[Record set]:
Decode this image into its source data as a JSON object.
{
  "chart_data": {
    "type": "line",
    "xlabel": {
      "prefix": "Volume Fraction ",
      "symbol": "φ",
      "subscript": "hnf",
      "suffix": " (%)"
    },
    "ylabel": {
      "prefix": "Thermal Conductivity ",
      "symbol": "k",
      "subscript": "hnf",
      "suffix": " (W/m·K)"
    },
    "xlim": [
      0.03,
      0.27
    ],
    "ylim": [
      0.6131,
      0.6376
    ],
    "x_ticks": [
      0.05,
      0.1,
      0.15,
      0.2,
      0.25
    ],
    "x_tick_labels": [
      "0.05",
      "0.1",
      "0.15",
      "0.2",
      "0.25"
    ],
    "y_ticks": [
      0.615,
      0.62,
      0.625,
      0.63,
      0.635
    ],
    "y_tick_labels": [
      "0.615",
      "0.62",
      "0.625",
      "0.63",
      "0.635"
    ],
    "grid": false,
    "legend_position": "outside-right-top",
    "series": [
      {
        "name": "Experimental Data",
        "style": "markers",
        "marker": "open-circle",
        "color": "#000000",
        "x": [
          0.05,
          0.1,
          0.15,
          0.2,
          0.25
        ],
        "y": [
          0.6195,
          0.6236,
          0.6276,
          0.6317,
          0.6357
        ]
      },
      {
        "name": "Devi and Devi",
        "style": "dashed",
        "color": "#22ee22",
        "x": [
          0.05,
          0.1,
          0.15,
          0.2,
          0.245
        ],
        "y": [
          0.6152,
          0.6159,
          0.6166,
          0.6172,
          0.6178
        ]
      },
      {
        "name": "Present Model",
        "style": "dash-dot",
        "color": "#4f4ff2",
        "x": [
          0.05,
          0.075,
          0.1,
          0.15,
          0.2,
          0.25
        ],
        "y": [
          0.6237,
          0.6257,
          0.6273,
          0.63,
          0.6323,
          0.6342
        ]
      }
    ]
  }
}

[Given problem]: Find "prefix". Copy every line it occurs in.

[Output for this task]:
      "prefix": "Volume Fraction ",
      "prefix": "Thermal Conductivity ",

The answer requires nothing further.